**** SUPPLIED MATERIAL
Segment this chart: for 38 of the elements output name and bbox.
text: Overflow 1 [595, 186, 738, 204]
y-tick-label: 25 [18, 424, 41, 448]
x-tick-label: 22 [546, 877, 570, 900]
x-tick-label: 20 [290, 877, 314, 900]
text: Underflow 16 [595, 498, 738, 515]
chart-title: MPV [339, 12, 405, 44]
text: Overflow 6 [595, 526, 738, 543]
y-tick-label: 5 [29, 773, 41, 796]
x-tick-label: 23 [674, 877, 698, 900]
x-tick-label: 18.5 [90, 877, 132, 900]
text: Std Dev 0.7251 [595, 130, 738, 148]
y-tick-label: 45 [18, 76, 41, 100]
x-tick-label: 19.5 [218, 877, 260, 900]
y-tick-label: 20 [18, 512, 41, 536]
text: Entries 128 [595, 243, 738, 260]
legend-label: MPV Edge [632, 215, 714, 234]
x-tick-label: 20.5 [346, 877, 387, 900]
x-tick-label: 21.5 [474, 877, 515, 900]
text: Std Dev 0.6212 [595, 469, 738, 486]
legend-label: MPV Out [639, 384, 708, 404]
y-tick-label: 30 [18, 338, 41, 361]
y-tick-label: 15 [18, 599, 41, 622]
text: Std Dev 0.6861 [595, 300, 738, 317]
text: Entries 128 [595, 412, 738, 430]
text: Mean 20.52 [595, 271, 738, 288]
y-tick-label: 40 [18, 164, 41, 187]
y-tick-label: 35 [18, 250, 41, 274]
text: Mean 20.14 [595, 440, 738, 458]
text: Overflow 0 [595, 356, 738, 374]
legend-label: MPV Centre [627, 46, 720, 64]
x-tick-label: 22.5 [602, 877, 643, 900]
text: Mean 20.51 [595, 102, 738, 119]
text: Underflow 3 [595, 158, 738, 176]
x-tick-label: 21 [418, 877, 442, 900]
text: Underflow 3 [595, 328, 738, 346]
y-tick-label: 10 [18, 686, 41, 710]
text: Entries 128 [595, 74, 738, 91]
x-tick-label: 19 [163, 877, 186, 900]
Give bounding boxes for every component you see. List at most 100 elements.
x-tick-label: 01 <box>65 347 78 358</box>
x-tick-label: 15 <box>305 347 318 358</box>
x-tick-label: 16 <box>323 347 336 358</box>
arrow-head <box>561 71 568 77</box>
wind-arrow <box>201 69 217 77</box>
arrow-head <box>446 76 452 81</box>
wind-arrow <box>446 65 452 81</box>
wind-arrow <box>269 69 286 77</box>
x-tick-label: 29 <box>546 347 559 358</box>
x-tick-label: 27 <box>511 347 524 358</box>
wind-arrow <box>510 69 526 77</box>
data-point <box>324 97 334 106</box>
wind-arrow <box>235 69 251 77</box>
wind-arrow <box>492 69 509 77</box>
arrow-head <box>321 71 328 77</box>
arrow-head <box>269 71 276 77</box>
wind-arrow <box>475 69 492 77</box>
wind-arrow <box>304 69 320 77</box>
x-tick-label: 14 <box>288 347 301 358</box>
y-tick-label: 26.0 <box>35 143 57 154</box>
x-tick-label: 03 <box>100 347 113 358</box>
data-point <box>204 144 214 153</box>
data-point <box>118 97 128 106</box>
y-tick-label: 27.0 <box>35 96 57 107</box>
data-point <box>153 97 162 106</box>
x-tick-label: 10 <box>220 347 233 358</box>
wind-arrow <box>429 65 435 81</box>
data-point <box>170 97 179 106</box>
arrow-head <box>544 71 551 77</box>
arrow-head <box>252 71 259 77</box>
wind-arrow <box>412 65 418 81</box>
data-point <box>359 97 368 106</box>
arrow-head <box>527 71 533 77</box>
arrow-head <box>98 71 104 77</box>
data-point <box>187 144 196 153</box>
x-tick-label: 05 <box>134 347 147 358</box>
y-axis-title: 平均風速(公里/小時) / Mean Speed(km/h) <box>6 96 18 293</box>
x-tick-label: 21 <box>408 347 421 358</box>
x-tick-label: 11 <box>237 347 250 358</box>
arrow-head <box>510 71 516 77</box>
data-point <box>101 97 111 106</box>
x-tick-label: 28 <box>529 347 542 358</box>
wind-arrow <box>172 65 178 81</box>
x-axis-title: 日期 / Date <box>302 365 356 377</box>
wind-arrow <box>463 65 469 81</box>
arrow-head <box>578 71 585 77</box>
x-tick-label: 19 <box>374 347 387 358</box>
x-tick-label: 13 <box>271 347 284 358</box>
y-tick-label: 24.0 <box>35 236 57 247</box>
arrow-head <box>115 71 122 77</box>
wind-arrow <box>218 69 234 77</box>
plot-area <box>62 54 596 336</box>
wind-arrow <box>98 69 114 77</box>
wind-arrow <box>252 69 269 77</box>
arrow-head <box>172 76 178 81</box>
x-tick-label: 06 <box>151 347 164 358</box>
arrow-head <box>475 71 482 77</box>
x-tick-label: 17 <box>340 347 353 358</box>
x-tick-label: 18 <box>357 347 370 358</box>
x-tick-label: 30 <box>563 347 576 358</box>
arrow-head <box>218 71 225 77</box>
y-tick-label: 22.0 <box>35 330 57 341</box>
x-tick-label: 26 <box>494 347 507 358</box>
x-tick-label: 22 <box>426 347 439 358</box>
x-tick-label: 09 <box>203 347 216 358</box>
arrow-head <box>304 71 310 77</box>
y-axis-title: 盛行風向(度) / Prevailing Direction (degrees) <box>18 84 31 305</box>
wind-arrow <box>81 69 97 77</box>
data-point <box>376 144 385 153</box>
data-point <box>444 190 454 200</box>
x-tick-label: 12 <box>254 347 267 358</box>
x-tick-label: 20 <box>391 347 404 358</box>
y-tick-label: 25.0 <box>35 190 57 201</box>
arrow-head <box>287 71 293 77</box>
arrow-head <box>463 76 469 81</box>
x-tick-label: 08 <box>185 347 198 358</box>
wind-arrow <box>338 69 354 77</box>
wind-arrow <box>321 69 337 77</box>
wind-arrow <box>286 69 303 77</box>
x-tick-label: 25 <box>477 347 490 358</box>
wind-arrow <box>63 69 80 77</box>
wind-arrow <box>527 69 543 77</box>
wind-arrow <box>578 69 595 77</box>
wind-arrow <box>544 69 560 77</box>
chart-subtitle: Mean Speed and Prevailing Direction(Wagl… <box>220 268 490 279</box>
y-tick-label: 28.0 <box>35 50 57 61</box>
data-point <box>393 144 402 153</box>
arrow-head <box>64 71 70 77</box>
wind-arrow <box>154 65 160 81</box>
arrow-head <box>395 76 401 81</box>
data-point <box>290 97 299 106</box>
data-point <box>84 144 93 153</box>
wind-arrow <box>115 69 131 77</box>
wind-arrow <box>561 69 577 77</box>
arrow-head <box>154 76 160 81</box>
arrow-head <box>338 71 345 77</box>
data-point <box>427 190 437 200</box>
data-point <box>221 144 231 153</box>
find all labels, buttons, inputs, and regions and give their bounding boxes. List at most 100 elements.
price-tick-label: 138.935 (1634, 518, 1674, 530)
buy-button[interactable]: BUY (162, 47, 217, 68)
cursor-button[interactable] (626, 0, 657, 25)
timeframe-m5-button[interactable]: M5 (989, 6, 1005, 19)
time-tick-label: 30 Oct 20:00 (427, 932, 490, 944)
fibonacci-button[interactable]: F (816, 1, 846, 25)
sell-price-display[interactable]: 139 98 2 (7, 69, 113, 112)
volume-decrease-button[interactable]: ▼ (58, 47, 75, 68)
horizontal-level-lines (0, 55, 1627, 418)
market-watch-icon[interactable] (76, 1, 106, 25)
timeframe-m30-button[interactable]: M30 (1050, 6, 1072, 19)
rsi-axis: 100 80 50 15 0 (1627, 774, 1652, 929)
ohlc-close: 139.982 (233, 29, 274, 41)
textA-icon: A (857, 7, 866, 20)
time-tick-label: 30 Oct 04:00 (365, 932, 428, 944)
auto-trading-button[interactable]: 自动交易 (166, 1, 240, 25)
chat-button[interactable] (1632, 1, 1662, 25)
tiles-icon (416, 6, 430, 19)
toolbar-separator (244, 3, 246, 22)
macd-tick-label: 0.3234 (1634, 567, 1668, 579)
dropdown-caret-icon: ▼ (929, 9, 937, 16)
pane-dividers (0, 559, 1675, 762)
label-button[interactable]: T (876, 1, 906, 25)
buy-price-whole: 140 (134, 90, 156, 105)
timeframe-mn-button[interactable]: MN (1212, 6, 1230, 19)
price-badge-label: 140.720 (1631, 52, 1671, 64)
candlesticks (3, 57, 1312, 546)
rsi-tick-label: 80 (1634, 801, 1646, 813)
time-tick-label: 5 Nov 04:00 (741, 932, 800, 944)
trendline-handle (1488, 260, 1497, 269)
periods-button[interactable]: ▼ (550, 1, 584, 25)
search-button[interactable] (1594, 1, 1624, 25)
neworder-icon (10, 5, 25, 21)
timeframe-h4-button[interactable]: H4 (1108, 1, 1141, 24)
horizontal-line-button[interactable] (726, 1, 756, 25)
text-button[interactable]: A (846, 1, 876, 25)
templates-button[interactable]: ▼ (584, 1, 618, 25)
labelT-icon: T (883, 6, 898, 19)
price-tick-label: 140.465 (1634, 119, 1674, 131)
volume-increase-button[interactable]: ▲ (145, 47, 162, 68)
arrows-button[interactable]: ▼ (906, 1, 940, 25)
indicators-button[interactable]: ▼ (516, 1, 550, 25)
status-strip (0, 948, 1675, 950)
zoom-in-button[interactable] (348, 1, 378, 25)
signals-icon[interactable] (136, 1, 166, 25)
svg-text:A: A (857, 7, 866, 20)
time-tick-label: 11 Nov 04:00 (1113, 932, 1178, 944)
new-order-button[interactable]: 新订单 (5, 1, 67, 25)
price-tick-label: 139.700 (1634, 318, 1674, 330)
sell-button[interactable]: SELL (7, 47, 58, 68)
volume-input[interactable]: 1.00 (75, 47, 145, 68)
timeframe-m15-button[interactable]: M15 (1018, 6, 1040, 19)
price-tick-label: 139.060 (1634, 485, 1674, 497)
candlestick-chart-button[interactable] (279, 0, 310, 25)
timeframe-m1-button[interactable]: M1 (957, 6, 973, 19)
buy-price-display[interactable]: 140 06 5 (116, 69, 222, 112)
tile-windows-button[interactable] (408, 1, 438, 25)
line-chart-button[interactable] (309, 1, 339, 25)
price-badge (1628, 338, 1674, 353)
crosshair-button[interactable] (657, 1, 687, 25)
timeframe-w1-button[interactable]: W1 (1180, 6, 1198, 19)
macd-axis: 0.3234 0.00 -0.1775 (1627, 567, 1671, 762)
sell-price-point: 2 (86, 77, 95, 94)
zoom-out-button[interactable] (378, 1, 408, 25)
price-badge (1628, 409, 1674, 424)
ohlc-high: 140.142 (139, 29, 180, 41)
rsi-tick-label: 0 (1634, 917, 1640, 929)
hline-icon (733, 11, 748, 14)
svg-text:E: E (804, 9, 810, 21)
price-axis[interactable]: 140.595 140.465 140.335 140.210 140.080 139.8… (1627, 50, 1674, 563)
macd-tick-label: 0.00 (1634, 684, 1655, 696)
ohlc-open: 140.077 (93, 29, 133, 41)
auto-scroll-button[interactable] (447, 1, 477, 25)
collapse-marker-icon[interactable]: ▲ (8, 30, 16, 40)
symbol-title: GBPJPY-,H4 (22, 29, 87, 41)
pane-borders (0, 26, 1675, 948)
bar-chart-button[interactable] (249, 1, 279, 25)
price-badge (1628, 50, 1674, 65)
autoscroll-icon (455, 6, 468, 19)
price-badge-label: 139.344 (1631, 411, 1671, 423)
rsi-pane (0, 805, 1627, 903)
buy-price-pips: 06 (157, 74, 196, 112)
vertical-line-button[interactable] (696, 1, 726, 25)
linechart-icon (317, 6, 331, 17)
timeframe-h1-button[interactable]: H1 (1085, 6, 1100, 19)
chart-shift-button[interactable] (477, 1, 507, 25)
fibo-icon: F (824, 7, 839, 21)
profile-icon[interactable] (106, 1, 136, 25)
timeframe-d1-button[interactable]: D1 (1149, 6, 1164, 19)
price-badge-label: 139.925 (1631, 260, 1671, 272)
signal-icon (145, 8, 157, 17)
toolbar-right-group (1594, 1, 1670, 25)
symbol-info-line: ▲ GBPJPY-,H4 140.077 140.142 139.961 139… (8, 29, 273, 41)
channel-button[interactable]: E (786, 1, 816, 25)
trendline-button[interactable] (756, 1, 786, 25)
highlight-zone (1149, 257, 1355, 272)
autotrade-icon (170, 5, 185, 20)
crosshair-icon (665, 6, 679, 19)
********
Express every line of the items, from the very first through the line holding "y-tick-label: 20 [18, 512, 41, 536]", inclusive, as a JSON list of strings with one string per line and no blank lines.

[
  "Segment this chart: for 38 of the elements output name and bbox.",
  "text: Overflow 1 [595, 186, 738, 204]",
  "y-tick-label: 25 [18, 424, 41, 448]",
  "x-tick-label: 22 [546, 877, 570, 900]",
  "x-tick-label: 20 [290, 877, 314, 900]",
  "text: Underflow 16 [595, 498, 738, 515]",
  "chart-title: MPV [339, 12, 405, 44]",
  "text: Overflow 6 [595, 526, 738, 543]",
  "y-tick-label: 5 [29, 773, 41, 796]",
  "x-tick-label: 23 [674, 877, 698, 900]",
  "x-tick-label: 18.5 [90, 877, 132, 900]",
  "text: Std Dev 0.7251 [595, 130, 738, 148]",
  "y-tick-label: 45 [18, 76, 41, 100]",
  "x-tick-label: 19.5 [218, 877, 260, 900]",
  "y-tick-label: 20 [18, 512, 41, 536]"
]